> [Texte fourni]
Éducation. L’école, nouvelle tête de gondole des grandes surfaces ?

La véritable finalité de ce dispositif demeure d’amener le client à dépenser son argent dans les magasins.

Le groupe immobilier Ceetrus, filiale d’Auchan, organise des ateliers pédagogiques dans ses centres commerciaux, avec la bénédiction du label « Vacances apprenantes » cher à Jean-Michel Blanquer.

Au supermarché, pendant que les parents poussent le charriot, les enfants tentent de rattraper le retard scolaire pris pendant le confinement. C’est un peu l’idée de base du dispositif répondant au doux nom de baptême d’« Aushopping Campus », lancé par Ceetrus France, la filiale immobilière du groupe Auchan. Une cinquantaine de centres commerciaux à travers le pays sont concernés, avec des ambitions affichées : « Plus de 25 000 élèves à travers notre réseau national pourront bénéficier gratuitement de ce dispositif », explique dans un communiqué Bertrand Houseaux, directeur d’exploitation des sites commerciaux chez Ceetrus. Et tout cela a reçu, sous la forme du label « Vacances apprenantes », la bénédiction du ministère de l’Éducation nationale, de la Jeunesse et des Sports.

> [Extraits de données]
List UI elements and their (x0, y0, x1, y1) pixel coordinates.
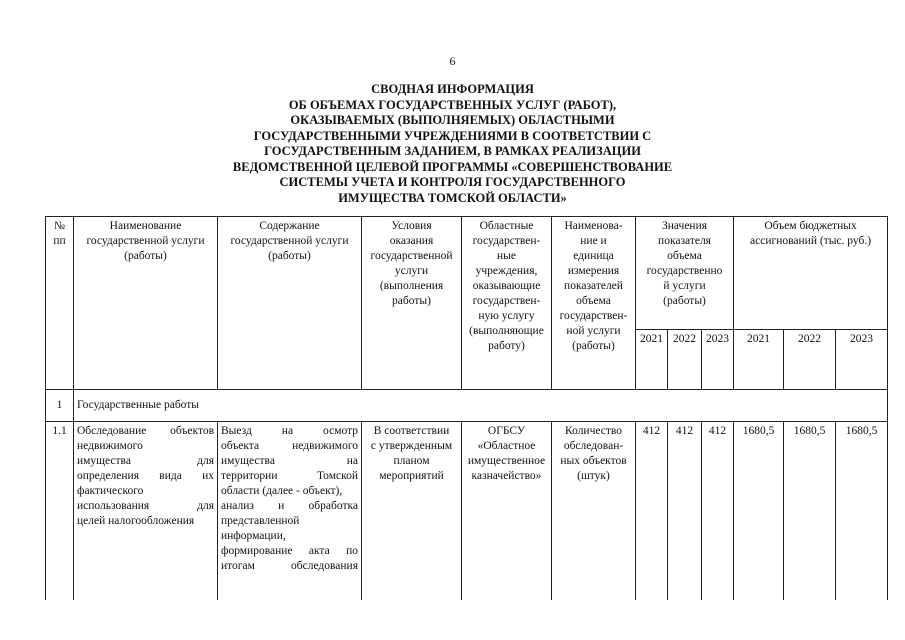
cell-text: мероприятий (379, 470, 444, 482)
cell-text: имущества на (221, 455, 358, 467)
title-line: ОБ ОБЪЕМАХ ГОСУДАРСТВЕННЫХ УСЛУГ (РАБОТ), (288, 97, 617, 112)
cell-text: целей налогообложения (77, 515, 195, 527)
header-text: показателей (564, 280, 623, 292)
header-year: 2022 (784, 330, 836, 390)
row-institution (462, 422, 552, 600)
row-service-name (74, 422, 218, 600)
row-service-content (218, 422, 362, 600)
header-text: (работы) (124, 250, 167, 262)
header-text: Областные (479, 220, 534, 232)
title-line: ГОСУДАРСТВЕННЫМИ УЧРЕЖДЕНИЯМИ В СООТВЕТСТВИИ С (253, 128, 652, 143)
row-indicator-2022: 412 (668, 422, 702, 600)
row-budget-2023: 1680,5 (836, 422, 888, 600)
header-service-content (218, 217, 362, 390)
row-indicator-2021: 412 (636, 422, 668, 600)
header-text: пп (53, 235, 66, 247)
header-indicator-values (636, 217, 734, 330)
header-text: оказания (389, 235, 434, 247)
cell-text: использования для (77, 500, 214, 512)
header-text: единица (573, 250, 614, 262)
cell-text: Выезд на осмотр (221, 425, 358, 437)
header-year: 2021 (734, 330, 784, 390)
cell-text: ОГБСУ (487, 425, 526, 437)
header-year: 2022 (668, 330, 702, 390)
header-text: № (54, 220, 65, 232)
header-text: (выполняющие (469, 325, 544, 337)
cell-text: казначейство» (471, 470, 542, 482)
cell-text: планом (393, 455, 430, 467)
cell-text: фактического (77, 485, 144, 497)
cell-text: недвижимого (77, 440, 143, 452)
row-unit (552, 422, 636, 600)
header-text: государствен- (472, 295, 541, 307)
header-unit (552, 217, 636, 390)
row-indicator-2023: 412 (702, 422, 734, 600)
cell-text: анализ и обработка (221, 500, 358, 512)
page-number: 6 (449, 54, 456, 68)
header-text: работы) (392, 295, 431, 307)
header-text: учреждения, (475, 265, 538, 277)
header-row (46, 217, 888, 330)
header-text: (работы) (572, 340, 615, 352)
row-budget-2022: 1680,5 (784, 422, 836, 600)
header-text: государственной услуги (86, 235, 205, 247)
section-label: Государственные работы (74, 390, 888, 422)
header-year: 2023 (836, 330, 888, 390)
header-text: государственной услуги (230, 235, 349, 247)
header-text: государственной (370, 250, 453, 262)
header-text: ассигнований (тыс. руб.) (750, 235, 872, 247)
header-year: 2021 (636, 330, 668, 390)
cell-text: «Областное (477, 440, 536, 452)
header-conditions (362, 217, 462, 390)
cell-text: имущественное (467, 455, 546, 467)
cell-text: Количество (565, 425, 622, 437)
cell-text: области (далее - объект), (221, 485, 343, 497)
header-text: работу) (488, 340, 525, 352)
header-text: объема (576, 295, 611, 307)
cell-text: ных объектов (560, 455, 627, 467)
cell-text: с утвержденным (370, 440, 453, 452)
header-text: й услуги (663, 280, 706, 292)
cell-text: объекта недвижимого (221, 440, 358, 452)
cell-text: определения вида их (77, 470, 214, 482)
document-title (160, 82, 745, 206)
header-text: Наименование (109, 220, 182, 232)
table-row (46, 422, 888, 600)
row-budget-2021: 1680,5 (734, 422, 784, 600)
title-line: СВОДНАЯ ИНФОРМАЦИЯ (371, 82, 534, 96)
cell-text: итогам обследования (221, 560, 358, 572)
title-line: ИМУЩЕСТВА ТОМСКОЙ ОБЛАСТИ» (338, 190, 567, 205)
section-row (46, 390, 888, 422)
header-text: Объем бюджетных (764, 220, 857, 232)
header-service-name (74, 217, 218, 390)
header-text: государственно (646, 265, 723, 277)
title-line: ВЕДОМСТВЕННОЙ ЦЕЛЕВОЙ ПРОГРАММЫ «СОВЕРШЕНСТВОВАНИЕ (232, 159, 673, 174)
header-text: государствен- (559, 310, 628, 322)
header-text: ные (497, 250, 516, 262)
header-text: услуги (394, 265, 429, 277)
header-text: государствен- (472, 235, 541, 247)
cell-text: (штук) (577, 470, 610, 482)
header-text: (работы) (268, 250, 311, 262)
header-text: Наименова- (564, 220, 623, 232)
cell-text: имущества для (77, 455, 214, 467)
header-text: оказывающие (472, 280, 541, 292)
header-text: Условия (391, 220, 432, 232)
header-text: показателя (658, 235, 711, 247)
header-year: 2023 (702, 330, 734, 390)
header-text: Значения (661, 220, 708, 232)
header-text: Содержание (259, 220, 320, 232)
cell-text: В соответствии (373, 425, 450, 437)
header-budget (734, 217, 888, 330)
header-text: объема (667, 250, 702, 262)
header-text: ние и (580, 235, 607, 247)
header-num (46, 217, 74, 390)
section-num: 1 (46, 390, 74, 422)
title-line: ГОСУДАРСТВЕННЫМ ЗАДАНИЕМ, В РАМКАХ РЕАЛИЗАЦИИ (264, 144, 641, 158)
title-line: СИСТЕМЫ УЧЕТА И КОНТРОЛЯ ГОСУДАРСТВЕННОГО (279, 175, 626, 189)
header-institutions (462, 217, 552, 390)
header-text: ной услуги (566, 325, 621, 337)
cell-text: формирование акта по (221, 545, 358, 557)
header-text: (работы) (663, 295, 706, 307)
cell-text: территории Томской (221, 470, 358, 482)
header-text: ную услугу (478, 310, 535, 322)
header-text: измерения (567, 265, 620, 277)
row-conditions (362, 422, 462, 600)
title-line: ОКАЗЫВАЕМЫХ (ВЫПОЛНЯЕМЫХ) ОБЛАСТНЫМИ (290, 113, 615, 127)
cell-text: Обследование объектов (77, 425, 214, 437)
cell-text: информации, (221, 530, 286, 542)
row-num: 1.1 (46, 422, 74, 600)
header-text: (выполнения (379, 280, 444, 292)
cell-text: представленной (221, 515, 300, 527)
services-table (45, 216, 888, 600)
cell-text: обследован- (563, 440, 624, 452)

> [Tâches à réaliser]
1 - Dans les entrées, reprenez les lignes comprises entre celle qui contient « cell-text: мероприятий (379, 470, 444, 482) » et celle qui contient « row-service-name (74, 422, 218, 600) », incluses, en renommant « cell-text » en « cell-label » et sans rien changer d'autre. Ne donnez que ces lignes.
2 - Poursuivez l'article sur les ateliers scolaires organisés dans les centres commerciaux du groupe Auchan à partir de sa dernière phrase.

> [Réponses fournies]
1 -
cell-label: мероприятий (379, 470, 444, 482)
cell-label: имущества на (221, 455, 358, 467)
title-line: ОБ ОБЪЕМАХ ГОСУДАРСТВЕННЫХ УСЛУГ (РАБОТ), (288, 97, 617, 112)
cell-label: целей налогообложения (77, 515, 195, 527)
header-text: показателей (564, 280, 623, 292)
header-year: 2022 (784, 330, 836, 390)
row-institution (462, 422, 552, 600)
row-service-name (74, 422, 218, 600)

2 -
La chose a commencé le 20 juillet, doit prendre fin juste avant la rentrée, le 29 août et comprend trois volets. Il y a d’abord la distribution gratuite, en partenariat avec le célèbre éditeur scolaire Hatier, de cahiers de vacances. Ceux-ci peuvent être soit téléchargés sur le site des centres commerciaux du groupe Auchan, soit retirés, en version papier, dans l’un de ces centres. Deuxième volet : des ateliers de soutien scolaire, eux aussi gratuits, organisés à l’intérieur même des galeries commerciales. Il faut pour cela s’inscrire soit sur le site précité, soit auprès du magasin lui-même. Enfin, c’est une dictée nationale qui doit, le 29 août, clore le dispositif.

C’est évidemment le deuxième volet qui interroge. Porte-parole du Snes-FSU (premier syndicat du secondaire), Sophie Vénétitay craint ainsi « une confusion des lieux qui entraîne une confusion des genres entre activités marchandes et activités éducatives ». Selon les informations du site Actu.fr, chaque atelier dure deux heures, avec un effectif maximum de 9 élèves. Tous les niveaux, de la primaire au lycée, sont potentiellement concernés, et les matières dispensées sont le français, les mathématiques, l’anglais et les sciences.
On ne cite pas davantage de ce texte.